EXERCISE: Which lines hold the word "this"? Copy each of them.

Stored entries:
++++++++

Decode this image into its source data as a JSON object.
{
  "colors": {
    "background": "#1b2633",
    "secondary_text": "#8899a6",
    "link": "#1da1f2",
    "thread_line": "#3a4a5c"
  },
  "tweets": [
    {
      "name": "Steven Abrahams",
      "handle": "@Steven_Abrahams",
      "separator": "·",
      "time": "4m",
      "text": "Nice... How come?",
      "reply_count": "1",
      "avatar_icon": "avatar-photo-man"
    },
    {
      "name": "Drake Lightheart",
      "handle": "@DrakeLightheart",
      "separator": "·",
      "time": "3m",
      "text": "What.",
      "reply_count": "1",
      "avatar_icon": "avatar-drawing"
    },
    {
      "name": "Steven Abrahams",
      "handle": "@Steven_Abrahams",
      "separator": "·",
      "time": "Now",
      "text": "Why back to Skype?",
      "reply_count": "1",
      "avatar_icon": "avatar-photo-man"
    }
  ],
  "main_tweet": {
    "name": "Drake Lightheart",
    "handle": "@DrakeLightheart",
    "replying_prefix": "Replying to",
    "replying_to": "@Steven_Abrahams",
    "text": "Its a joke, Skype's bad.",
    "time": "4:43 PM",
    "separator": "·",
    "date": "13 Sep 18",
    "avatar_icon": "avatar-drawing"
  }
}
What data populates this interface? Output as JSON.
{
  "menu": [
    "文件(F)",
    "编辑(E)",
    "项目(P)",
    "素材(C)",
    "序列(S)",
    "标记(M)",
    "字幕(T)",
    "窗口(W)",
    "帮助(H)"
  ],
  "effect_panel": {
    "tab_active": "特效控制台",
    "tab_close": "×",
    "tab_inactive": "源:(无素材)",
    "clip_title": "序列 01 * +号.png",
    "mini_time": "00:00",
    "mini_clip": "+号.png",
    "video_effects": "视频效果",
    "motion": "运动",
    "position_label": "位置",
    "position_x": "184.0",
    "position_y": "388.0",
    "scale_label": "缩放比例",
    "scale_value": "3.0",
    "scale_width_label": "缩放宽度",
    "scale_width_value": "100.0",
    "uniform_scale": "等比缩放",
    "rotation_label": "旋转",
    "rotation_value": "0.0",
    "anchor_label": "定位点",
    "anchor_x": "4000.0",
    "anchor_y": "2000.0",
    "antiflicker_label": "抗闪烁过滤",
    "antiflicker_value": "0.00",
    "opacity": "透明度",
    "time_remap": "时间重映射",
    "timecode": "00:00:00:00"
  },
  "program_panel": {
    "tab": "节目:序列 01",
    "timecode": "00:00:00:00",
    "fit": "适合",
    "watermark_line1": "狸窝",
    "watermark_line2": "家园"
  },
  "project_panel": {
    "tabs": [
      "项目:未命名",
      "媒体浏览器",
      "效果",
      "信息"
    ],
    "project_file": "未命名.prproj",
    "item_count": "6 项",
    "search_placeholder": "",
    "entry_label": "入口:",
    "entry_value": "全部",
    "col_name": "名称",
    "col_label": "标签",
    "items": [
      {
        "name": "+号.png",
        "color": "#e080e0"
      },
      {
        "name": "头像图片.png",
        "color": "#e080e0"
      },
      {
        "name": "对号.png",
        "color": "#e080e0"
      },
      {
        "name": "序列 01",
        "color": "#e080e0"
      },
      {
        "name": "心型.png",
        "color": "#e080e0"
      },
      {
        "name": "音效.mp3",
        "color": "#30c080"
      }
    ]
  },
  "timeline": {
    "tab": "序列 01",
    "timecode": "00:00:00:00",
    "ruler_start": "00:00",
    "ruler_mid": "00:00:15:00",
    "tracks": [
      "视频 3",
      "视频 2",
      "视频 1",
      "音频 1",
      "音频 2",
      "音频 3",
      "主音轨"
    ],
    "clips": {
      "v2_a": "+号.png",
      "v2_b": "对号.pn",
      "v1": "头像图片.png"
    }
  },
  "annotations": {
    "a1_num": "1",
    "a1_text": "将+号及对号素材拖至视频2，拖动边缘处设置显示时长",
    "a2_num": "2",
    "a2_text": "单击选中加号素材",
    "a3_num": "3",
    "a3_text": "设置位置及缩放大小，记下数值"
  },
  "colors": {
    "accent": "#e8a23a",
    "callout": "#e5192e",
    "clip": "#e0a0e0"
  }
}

++++++++

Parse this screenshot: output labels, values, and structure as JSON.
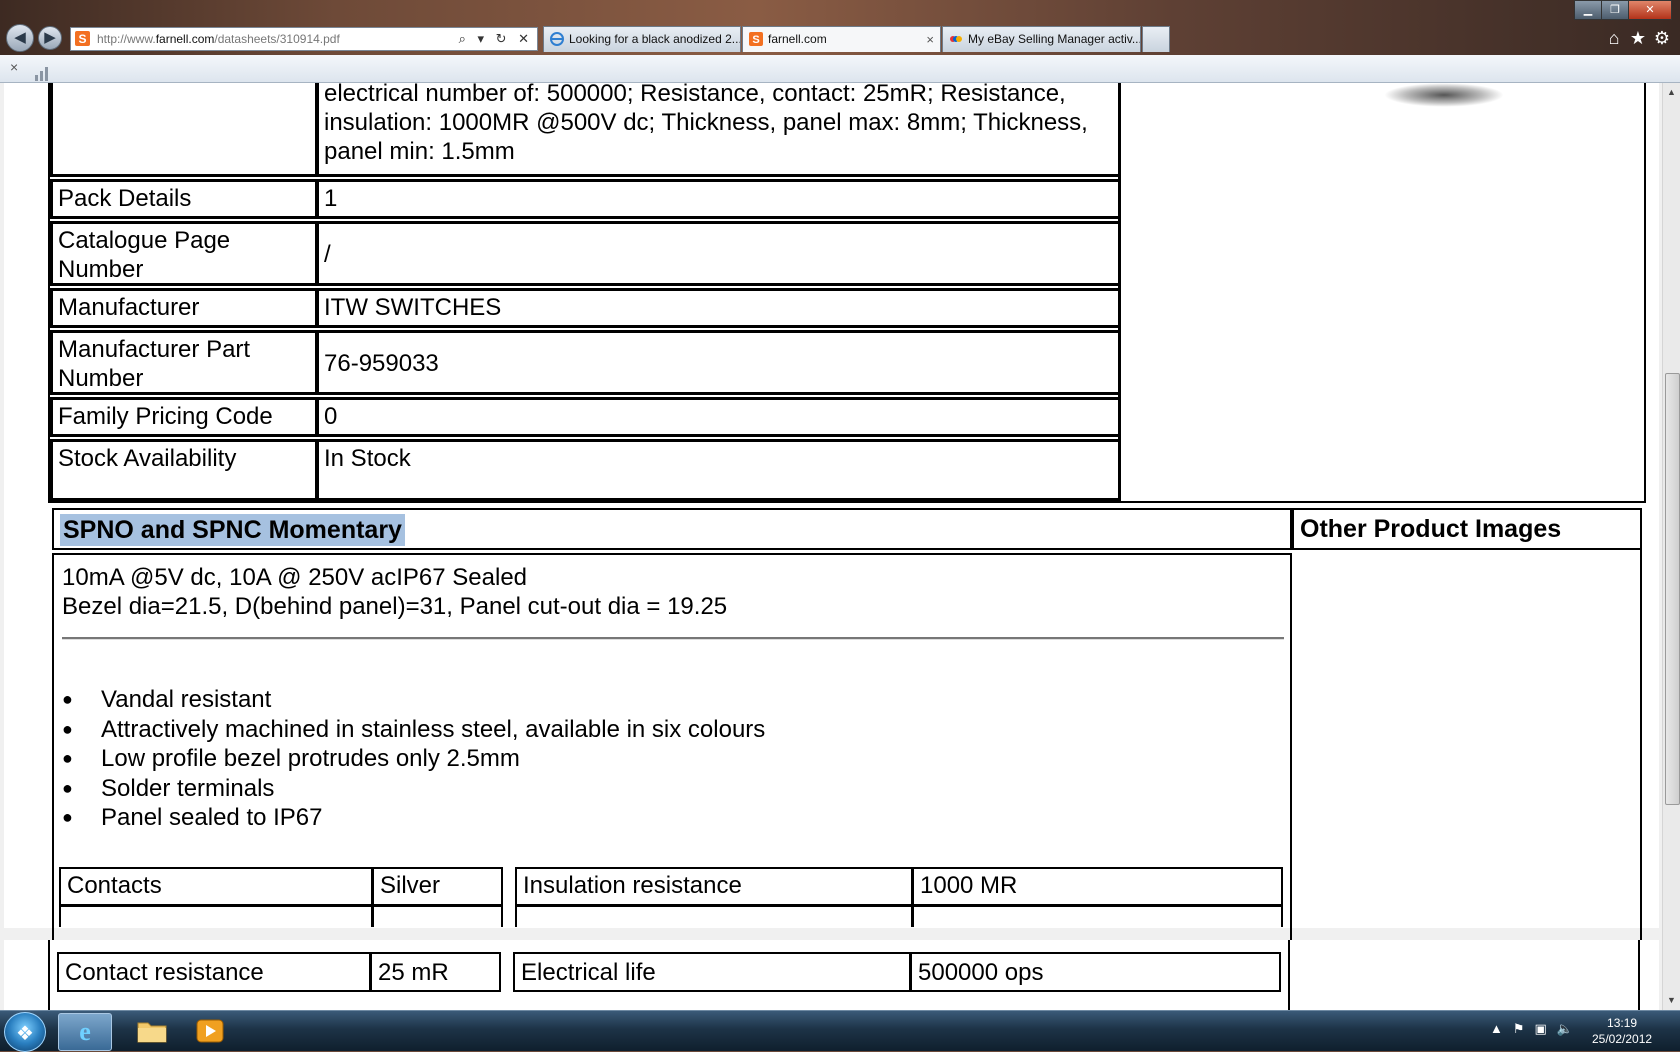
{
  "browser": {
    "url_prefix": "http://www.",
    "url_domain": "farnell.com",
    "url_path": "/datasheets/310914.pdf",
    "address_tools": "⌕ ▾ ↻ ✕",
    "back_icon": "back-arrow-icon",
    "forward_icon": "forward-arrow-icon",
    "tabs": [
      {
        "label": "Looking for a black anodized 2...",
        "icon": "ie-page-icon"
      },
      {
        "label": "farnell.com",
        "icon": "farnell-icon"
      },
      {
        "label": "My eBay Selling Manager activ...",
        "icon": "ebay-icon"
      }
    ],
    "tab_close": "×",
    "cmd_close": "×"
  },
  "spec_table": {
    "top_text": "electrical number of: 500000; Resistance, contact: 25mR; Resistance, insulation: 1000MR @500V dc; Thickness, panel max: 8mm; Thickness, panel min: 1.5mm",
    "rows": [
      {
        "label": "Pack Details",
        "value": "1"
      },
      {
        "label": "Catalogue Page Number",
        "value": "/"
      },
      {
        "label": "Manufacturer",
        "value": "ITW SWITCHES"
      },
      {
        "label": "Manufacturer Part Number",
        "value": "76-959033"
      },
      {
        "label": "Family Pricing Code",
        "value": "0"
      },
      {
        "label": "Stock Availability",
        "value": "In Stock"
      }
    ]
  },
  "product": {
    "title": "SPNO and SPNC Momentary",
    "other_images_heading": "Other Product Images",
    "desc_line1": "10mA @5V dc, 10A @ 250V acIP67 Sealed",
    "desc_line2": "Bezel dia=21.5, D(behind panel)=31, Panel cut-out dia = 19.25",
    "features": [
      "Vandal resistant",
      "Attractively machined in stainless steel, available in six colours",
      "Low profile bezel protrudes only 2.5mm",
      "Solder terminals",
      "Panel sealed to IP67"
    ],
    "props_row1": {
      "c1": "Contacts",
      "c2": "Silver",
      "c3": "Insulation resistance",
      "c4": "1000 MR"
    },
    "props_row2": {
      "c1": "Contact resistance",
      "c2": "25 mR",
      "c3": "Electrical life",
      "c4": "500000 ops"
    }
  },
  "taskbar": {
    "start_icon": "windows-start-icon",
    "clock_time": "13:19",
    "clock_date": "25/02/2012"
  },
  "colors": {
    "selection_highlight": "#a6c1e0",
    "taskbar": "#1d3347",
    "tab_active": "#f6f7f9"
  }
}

++++++++

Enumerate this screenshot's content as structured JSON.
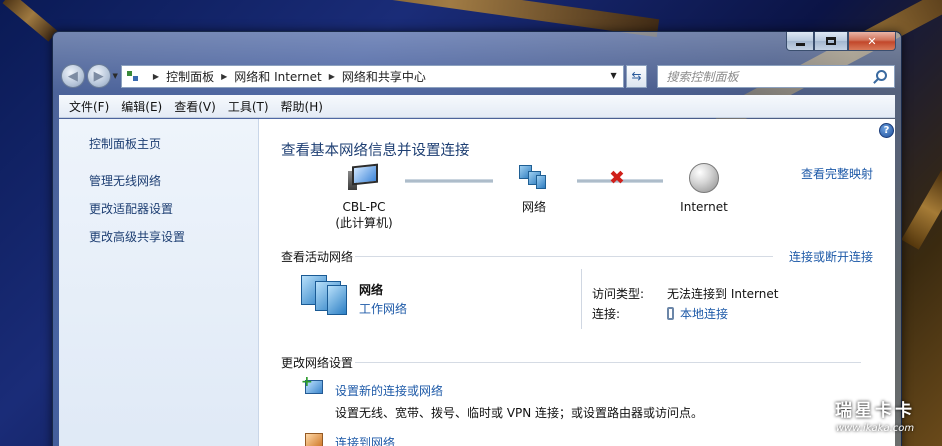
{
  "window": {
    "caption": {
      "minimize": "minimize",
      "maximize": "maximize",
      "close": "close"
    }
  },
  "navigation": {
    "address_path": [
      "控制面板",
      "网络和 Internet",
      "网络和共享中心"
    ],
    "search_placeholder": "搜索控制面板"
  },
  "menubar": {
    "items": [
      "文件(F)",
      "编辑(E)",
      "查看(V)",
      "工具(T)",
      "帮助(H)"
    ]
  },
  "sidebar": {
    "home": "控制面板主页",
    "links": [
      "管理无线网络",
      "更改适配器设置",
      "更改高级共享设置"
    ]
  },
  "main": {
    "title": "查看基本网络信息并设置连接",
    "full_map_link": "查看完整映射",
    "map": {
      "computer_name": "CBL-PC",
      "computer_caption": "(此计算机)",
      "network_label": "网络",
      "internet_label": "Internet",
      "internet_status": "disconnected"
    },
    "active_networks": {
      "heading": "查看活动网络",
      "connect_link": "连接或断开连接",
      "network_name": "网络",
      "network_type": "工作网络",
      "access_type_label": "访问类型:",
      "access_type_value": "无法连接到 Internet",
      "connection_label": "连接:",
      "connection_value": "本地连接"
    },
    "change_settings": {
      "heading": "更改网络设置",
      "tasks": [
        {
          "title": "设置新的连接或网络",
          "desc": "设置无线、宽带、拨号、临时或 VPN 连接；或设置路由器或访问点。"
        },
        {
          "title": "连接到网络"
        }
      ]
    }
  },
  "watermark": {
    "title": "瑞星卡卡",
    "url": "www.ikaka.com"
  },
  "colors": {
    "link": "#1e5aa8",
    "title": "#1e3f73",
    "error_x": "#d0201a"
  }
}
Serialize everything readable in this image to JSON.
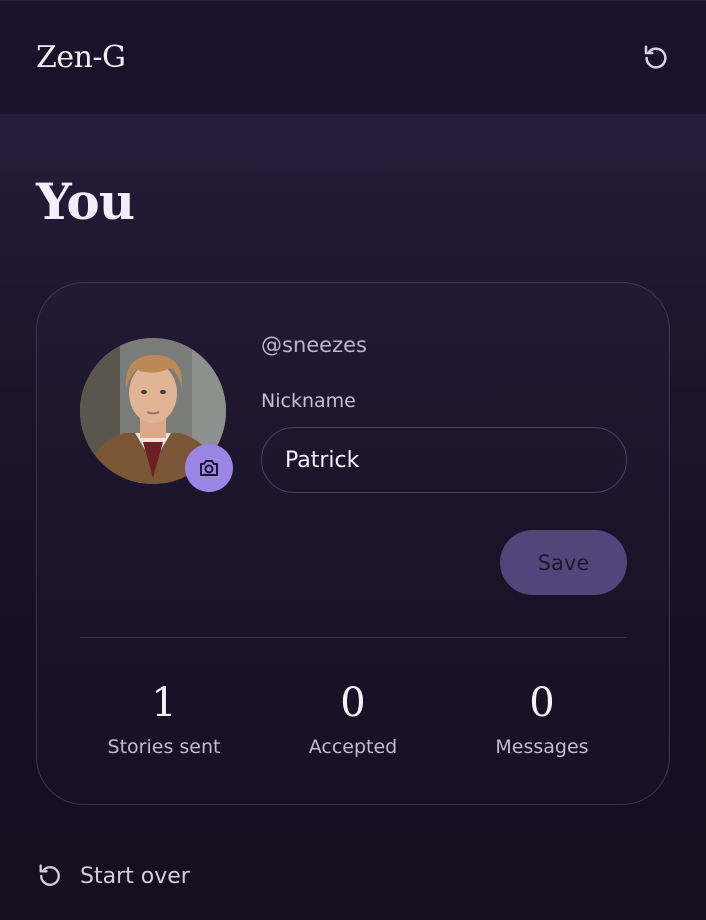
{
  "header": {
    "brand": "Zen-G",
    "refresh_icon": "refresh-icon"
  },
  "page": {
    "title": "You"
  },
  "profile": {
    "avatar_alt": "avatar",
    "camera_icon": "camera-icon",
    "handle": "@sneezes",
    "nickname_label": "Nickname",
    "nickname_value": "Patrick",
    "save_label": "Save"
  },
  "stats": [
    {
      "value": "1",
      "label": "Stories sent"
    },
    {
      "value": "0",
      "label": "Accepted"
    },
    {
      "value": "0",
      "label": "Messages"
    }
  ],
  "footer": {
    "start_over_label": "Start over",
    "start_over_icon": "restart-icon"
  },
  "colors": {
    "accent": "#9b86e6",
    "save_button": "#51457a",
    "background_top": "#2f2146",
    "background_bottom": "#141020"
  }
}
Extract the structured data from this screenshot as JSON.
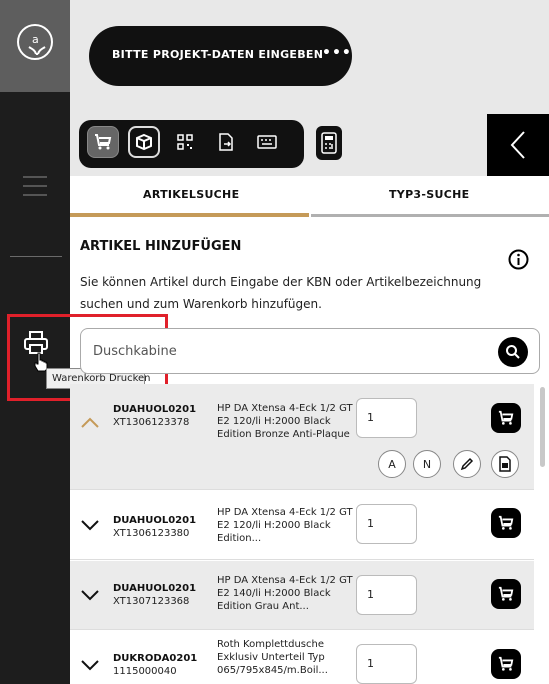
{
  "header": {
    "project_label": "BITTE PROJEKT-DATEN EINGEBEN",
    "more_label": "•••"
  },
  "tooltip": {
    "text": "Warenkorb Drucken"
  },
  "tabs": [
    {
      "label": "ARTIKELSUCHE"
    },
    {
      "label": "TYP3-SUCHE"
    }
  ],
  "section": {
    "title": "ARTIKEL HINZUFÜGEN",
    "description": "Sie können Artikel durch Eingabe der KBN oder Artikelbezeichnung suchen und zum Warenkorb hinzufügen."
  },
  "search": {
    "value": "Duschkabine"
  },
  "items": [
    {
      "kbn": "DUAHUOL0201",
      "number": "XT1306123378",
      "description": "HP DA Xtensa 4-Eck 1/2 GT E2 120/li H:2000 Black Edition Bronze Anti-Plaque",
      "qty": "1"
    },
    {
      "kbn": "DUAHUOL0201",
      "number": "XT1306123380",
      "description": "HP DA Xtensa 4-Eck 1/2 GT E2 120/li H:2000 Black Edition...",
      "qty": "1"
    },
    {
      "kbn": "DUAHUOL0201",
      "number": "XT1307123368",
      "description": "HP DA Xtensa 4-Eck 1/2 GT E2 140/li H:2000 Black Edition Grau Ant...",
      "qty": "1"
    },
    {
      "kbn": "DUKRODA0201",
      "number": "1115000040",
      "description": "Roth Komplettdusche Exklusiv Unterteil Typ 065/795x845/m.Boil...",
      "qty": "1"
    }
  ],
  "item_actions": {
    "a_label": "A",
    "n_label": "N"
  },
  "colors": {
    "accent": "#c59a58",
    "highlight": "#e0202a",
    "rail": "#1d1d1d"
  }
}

++++++++

RESPONSE:
Decode this image into its source data as a JSON object.
What data populates this interface? Output as JSON.
Parse this screenshot: output labels, values, and structure as JSON.
Enumerate this screenshot's content as structured JSON.
Serialize everything readable in this image to JSON.
Extract the structured data from this screenshot as JSON.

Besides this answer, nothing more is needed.